**JOB**
In the listing below, locate the lines that hold the string "feature". Copy those lines.

Extracted data entries

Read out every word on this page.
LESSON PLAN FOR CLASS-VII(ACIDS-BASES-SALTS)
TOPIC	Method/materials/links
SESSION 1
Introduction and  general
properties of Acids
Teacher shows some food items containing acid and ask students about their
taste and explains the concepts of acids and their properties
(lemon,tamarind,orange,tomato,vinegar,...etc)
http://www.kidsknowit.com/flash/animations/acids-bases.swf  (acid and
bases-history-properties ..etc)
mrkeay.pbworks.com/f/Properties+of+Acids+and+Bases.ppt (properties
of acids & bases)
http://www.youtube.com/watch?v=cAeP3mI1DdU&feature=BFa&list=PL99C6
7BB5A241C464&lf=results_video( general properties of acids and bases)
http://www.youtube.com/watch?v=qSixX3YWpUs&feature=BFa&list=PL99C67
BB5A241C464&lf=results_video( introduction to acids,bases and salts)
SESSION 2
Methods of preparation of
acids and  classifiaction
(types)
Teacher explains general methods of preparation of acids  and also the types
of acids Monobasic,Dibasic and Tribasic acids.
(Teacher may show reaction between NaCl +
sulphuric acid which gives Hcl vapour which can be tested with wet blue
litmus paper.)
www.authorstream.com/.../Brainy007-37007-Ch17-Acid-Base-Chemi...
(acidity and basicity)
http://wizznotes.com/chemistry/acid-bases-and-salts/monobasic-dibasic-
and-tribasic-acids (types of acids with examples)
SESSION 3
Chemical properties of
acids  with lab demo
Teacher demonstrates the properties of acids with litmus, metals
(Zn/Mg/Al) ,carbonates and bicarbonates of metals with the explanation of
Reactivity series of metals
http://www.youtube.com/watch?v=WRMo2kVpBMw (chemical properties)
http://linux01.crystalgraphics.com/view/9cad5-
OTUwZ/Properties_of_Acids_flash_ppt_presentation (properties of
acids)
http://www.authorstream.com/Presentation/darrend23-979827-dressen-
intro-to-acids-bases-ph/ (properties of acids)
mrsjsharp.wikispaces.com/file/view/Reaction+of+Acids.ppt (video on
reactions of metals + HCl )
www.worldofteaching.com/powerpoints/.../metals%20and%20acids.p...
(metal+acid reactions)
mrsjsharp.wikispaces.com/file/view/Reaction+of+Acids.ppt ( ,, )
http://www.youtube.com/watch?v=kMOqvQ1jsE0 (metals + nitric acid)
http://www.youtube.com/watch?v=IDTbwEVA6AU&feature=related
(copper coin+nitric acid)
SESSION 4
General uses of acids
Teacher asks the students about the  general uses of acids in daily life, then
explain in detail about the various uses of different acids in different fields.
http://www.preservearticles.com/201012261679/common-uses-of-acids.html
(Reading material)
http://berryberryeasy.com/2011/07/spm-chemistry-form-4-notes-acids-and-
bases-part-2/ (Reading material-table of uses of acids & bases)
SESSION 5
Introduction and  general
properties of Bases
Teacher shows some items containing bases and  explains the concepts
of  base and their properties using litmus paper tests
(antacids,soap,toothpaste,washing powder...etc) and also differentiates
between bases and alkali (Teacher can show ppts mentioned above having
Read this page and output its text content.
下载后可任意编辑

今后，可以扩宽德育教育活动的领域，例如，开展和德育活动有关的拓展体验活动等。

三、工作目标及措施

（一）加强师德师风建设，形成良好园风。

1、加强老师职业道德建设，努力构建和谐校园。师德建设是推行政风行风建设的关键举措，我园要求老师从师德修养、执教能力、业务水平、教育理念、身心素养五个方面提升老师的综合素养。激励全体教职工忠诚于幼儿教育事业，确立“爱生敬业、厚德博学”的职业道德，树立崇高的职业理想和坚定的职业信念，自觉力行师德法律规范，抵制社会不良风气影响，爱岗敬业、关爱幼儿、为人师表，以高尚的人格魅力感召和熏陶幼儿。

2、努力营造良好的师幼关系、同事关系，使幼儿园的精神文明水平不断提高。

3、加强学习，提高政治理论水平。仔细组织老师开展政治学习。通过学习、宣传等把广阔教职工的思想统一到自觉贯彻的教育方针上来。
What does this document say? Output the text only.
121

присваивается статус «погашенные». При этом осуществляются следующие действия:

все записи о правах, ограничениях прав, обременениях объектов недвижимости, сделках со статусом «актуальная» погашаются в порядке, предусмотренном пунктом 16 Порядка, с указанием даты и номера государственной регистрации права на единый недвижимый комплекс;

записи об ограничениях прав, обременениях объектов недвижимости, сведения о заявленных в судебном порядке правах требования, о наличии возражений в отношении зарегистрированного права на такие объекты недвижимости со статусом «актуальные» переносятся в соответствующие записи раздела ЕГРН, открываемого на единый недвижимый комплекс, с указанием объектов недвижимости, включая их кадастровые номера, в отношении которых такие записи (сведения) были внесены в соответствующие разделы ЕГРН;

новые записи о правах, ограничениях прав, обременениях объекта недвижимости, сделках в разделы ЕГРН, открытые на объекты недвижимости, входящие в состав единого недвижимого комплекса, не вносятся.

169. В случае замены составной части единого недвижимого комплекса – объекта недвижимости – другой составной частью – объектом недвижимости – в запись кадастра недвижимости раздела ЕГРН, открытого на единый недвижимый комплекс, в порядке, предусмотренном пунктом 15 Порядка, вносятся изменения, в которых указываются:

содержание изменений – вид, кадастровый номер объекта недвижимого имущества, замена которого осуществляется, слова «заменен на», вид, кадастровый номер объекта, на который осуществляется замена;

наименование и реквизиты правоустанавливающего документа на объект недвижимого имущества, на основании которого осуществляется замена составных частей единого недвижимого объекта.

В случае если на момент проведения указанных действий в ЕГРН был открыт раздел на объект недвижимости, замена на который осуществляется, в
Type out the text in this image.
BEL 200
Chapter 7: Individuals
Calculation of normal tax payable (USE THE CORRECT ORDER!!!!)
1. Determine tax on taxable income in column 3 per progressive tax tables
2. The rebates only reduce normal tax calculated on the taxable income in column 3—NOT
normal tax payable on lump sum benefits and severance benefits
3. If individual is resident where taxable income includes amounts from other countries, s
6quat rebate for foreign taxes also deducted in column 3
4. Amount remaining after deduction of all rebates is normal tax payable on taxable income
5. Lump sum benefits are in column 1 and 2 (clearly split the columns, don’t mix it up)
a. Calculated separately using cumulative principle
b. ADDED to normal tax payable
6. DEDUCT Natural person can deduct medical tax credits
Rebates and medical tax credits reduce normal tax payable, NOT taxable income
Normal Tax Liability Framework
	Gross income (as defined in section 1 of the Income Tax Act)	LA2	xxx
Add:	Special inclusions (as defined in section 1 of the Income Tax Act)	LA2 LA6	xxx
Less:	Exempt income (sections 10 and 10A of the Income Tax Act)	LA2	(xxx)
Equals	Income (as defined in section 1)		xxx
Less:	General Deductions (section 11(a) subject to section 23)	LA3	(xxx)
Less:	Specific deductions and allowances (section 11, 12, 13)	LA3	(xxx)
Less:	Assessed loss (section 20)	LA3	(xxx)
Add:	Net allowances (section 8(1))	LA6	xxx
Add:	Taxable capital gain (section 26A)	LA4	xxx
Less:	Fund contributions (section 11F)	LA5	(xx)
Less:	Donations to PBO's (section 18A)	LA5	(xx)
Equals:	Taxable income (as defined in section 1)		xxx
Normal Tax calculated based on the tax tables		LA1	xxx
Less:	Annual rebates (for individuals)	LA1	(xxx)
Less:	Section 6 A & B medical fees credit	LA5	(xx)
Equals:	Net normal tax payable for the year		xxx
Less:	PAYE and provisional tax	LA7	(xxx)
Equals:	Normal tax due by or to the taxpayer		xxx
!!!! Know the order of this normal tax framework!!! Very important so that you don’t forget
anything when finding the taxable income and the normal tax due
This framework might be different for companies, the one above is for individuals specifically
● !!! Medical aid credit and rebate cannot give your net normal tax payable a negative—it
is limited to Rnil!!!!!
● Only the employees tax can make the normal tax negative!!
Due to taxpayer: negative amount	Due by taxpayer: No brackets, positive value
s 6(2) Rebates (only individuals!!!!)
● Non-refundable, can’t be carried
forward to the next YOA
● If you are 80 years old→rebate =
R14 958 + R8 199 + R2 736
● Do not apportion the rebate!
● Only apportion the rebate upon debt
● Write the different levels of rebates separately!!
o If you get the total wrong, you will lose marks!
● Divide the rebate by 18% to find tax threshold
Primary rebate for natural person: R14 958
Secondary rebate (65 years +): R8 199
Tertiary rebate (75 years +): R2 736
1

**FINISHED EXERCISE**
http://www.youtube.com/watch?v=cAeP3mI1DdU&feature=BFa&list=PL99C6
http://www.youtube.com/watch?v=qSixX3YWpUs&feature=BFa&list=PL99C67
http://www.youtube.com/watch?v=IDTbwEVA6AU&feature=related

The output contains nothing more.